--- begin ---

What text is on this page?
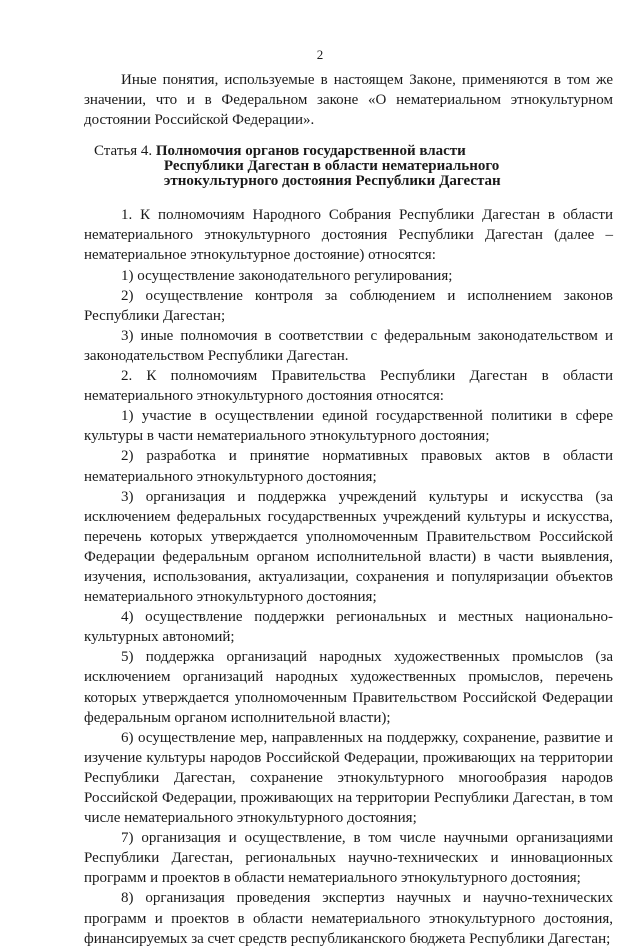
2

Иные понятия, используемые в настоящем Законе, применяются в том же значении, что и в Федеральном законе «О нематериальном этнокультурном достоянии Российской Федерации».

Статья 4. Полномочия органов государственной власти
Республики Дагестан в области нематериального
этнокультурного достояния Республики Дагестан

1. К полномочиям Народного Собрания Республики Дагестан в области нематериального этнокультурного достояния Республики Дагестан (далее – нематериальное этнокультурное достояние) относятся:

1) осуществление законодательного регулирования;

2) осуществление контроля за соблюдением и исполнением законов Республики Дагестан;

3) иные полномочия в соответствии с федеральным законодательством и законодательством Республики Дагестан.

2. К полномочиям Правительства Республики Дагестан в области нематериального этнокультурного достояния относятся:

1) участие в осуществлении единой государственной политики в сфере культуры в части нематериального этнокультурного достояния;

2) разработка и принятие нормативных правовых актов в области нематериального этнокультурного достояния;

3) организация и поддержка учреждений культуры и искусства (за исключением федеральных государственных учреждений культуры и искусства, перечень которых утверждается уполномоченным Правительством Российской Федерации федеральным органом исполнительной власти) в части выявления, изучения, использования, актуализации, сохранения и популяризации объектов нематериального этнокультурного достояния;

4) осуществление поддержки региональных и местных национально-культурных автономий;

5) поддержка организаций народных художественных промыслов (за исключением организаций народных художественных промыслов, перечень которых утверждается уполномоченным Правительством Российской Федерации федеральным органом исполнительной власти);

6) осуществление мер, направленных на поддержку, сохранение, развитие и изучение культуры народов Российской Федерации, проживающих на территории Республики Дагестан, сохранение этнокультурного многообразия народов Российской Федерации, проживающих на территории Республики Дагестан, в том числе нематериального этнокультурного достояния;

7) организация и осуществление, в том числе научными организациями Республики Дагестан, региональных научно-технических и инновационных программ и проектов в области нематериального этнокультурного достояния;

8) организация проведения экспертиз научных и научно-технических программ и проектов в области нематериального этнокультурного достояния, финансируемых за счет средств республиканского бюджета Республики Дагестан;
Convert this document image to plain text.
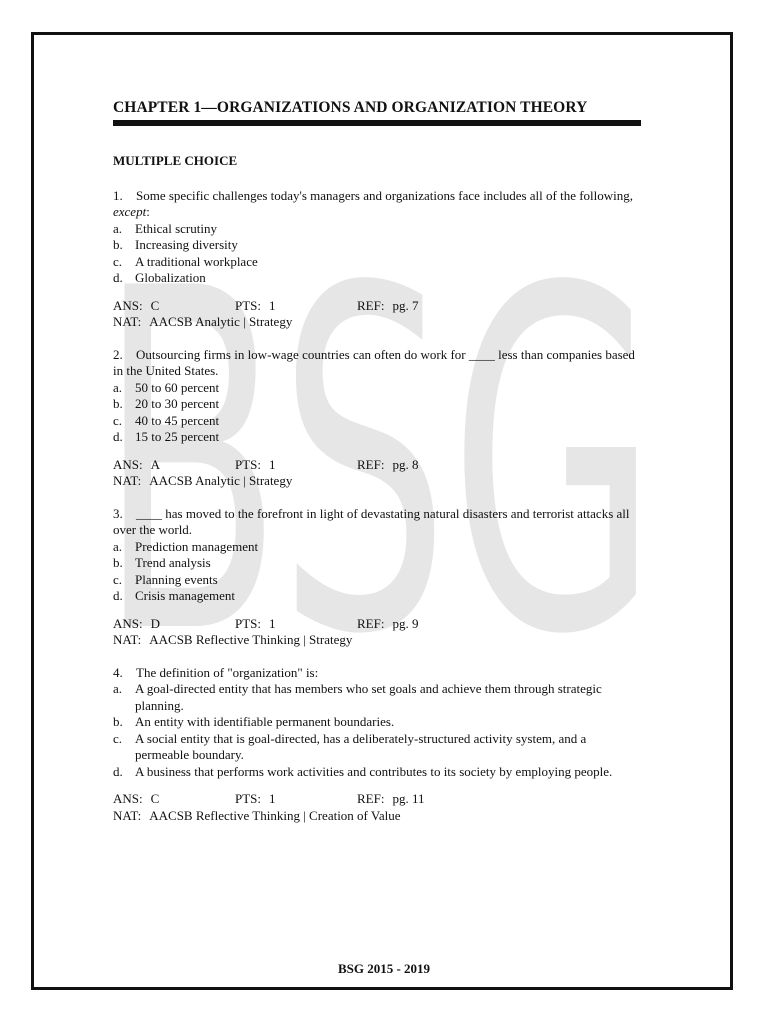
BSG
CHAPTER 1—ORGANIZATIONS AND ORGANIZATION THEORY
MULTIPLE CHOICE

1. Some specific challenges today's managers and organizations face includes all of the following, except:

a. Ethical scrutiny
b. Increasing diversity
c. A traditional workplace
d. Globalization
ANS: C	PTS: 1	REF: pg. 7
NAT: AACSB Analytic | Strategy

2. Outsourcing firms in low-wage countries can often do work for ____ less than companies based in the United States.

a. 50 to 60 percent
b. 20 to 30 percent
c. 40 to 45 percent
d. 15 to 25 percent
ANS: A	PTS: 1	REF: pg. 8
NAT: AACSB Analytic | Strategy

3. ____ has moved to the forefront in light of devastating natural disasters and terrorist attacks all over the world.

a. Prediction management
b. Trend analysis
c. Planning events
d. Crisis management
ANS: D	PTS: 1	REF: pg. 9
NAT: AACSB Reflective Thinking | Strategy

4. The definition of "organization" is:

a. A goal-directed entity that has members who set goals and achieve them through strategic planning.
b. An entity with identifiable permanent boundaries.
c. A social entity that is goal-directed, has a deliberately-structured activity system, and a permeable boundary.
d. A business that performs work activities and contributes to its society by employing people.
ANS: C	PTS: 1	REF: pg. 11
NAT: AACSB Reflective Thinking | Creation of Value
BSG 2015 - 2019
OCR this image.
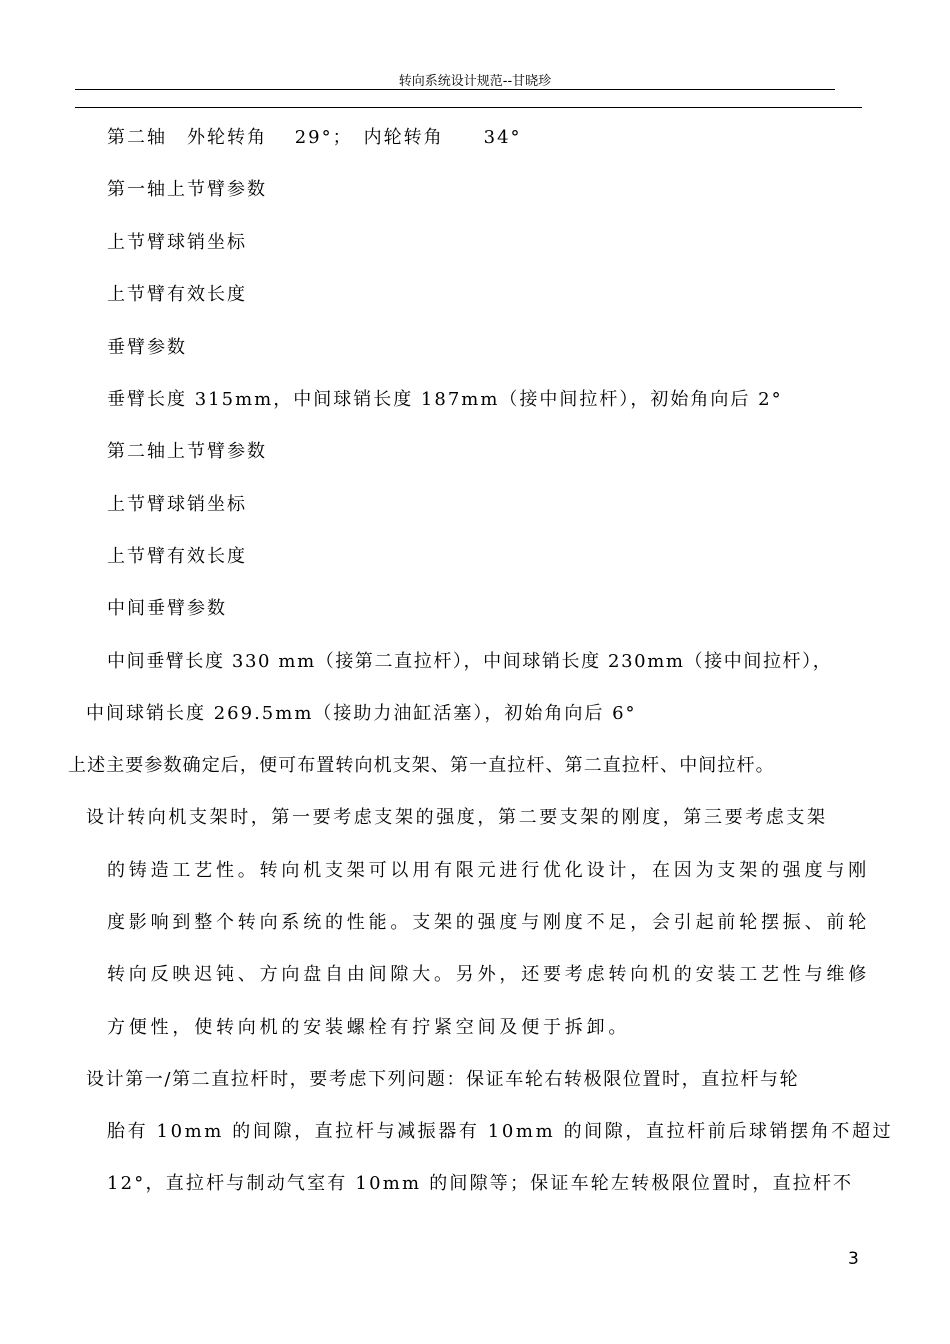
转向系统设计规范--甘晓珍
第二轴　外轮转角　 29°；　内轮转角　　34°
第一轴上节臂参数
上节臂球销坐标
上节臂有效长度
垂臂参数
垂臂长度 315mm，中间球销长度 187mm（接中间拉杆），初始角向后 2°
第二轴上节臂参数
上节臂球销坐标
上节臂有效长度
中间垂臂参数
中间垂臂长度 330 mm（接第二直拉杆），中间球销长度 230mm（接中间拉杆），
中间球销长度 269.5mm（接助力油缸活塞），初始角向后 6°
上述主要参数确定后，便可布置转向机支架、第一直拉杆、第二直拉杆、中间拉杆。
设计转向机支架时，第一要考虑支架的强度，第二要支架的刚度，第三要考虑支架
的铸造工艺性。转向机支架可以用有限元进行优化设计，在因为支架的强度与刚
度影响到整个转向系统的性能。支架的强度与刚度不足，会引起前轮摆振、前轮
转向反映迟钝、方向盘自由间隙大。另外，还要考虑转向机的安装工艺性与维修
方便性，使转向机的安装螺栓有拧紧空间及便于拆卸。
设计第一/第二直拉杆时，要考虑下列问题：保证车轮右转极限位置时，直拉杆与轮
胎有 10mm 的间隙，直拉杆与减振器有 10mm 的间隙，直拉杆前后球销摆角不超过
12°，直拉杆与制动气室有 10mm 的间隙等；保证车轮左转极限位置时，直拉杆不
3
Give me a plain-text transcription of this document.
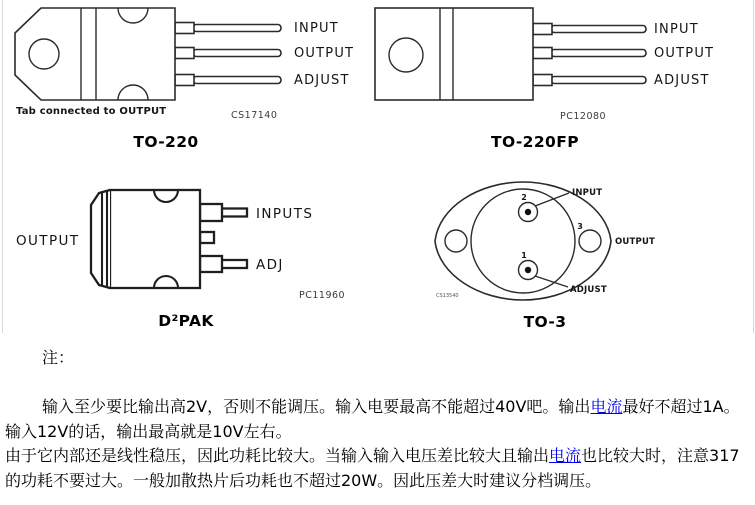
INPUT
OUTPUT
ADJUST
Tab connected to OUTPUT	CS17140
TO-220
INPUT
OUTPUT
ADJUST
PC12080
TO-220FP
INPUTS
ADJ
OUTPUT
PC11960
D²PAK
2
1
3
INPUT
ADJUST
OUTPUT
CS13540
TO-3

注：

输入至少要比输出高2V，否则不能调压。输入电要最高不能超过40V吧。输出电流最好不超过1A。

输入12V的话，输出最高就是10V左右。

由于它内部还是线性稳压，因此功耗比较大。当输入输入电压差比较大且输出电流也比较大时，注意317

的功耗不要过大。一般加散热片后功耗也不超过20W。因此压差大时建议分档调压。
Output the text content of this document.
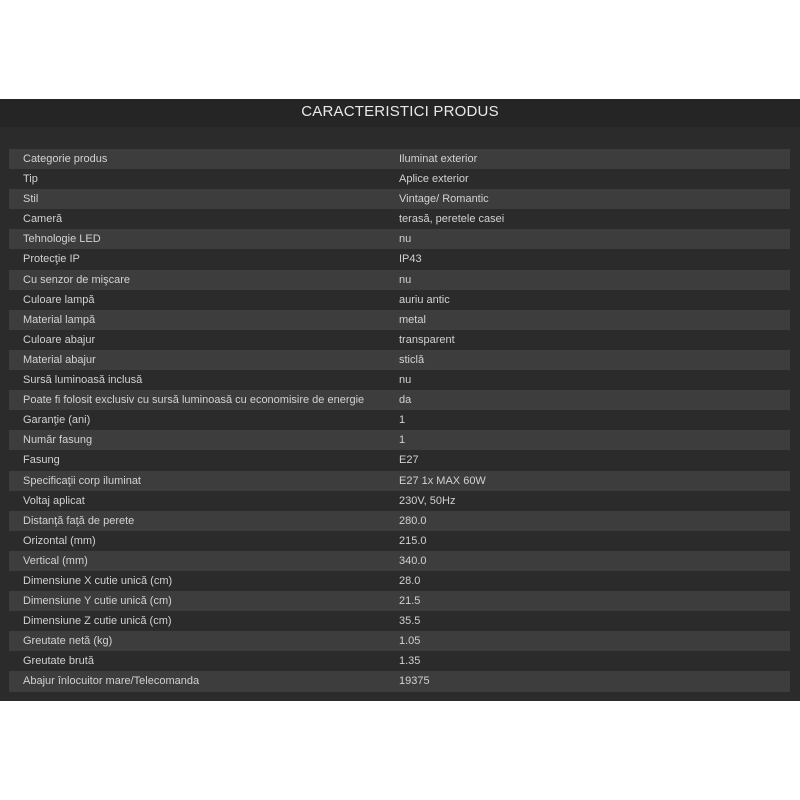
CARACTERISTICI PRODUS
Categorie produs	Iluminat exterior
Tip	Aplice exterior
Stil	Vintage/ Romantic
Cameră	terasă, peretele casei
Tehnologie LED	nu
Protecţie IP	IP43
Cu senzor de mişcare	nu
Culoare lampă	auriu antic
Material lampă	metal
Culoare abajur	transparent
Material abajur	sticlă
Sursă luminoasă inclusă	nu
Poate fi folosit exclusiv cu sursă luminoasă cu economisire de energie	da
Garanţie (ani)	1
Număr fasung	1
Fasung	E27
Specificaţii corp iluminat	E27 1x MAX 60W
Voltaj aplicat	230V, 50Hz
Distanţă faţă de perete	280.0
Orizontal (mm)	215.0
Vertical (mm)	340.0
Dimensiune X cutie unică (cm)	28.0
Dimensiune Y cutie unică (cm)	21.5
Dimensiune Z cutie unică (cm)	35.5
Greutate netă (kg)	1.05
Greutate brută	1.35
Abajur înlocuitor mare/Telecomanda	19375
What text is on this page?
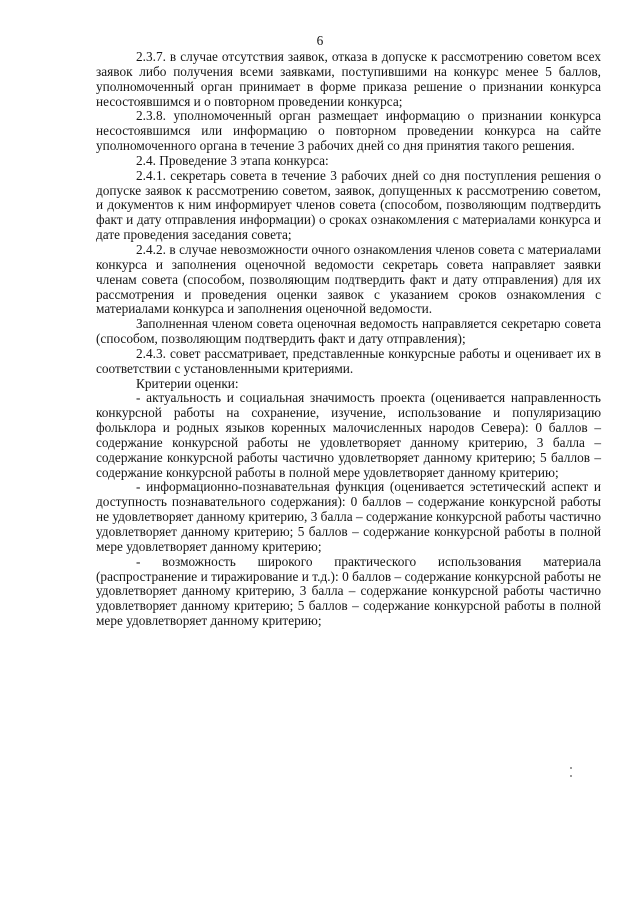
6

2.3.7. в случае отсутствия заявок, отказа в допуске к рассмотрению советом всех заявок либо получения всеми заявками, поступившими на конкурс менее 5 баллов, уполномоченный орган принимает в форме приказа решение о признании конкурса несостоявшимся и о повторном проведении конкурса;

2.3.8. уполномоченный орган размещает информацию о признании конкурса несостоявшимся или информацию о повторном проведении конкурса на сайте уполномоченного органа в течение 3 рабочих дней со дня принятия такого решения.

2.4. Проведение 3 этапа конкурса:

2.4.1. секретарь совета в течение 3 рабочих дней со дня поступления решения о допуске заявок к рассмотрению советом, заявок, допущенных к рассмотрению советом, и документов к ним информирует членов совета (способом, позволяющим подтвердить факт и дату отправления информации) о сроках ознакомления с материалами конкурса и дате проведения заседания совета;

2.4.2. в случае невозможности очного ознакомления членов совета с материалами конкурса и заполнения оценочной ведомости секретарь совета направляет заявки членам совета (способом, позволяющим подтвердить факт и дату отправления) для их рассмотрения и проведения оценки заявок с указанием сроков ознакомления с материалами конкурса и заполнения оценочной ведомости.

Заполненная членом совета оценочная ведомость направляется секретарю совета (способом, позволяющим подтвердить факт и дату отправления);

2.4.3. совет рассматривает, представленные конкурсные работы и оценивает их в соответствии с установленными критериями.

Критерии оценки:

- актуальность и социальная значимость проекта (оценивается направленность конкурсной работы на сохранение, изучение, использование и популяризацию фольклора и родных языков коренных малочисленных народов Севера): 0 баллов – содержание конкурсной работы не удовлетворяет данному критерию, 3 балла – содержание конкурсной работы частично удовлетворяет данному критерию; 5 баллов – содержание конкурсной работы в полной мере удовлетворяет данному критерию;

- информационно-познавательная функция (оценивается эстетический аспект и доступность познавательного содержания): 0 баллов – содержание конкурсной работы не удовлетворяет данному критерию, 3 балла – содержание конкурсной работы частично удовлетворяет данному критерию; 5 баллов – содержание конкурсной работы в полной мере удовлетворяет данному критерию;

- возможность широкого практического использования материала (распространение и тиражирование и т.д.): 0 баллов – содержание конкурсной работы не удовлетворяет данному критерию, 3 балла – содержание конкурсной работы частично удовлетворяет данному критерию; 5 баллов – содержание конкурсной работы в полной мере удовлетворяет данному критерию;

--- end ---

**WHAT YOU HAVE TO DO:** State how many lines of the listing above hold the word "Федерации", with nothing but the number.

**TASK SOLUTION:** 4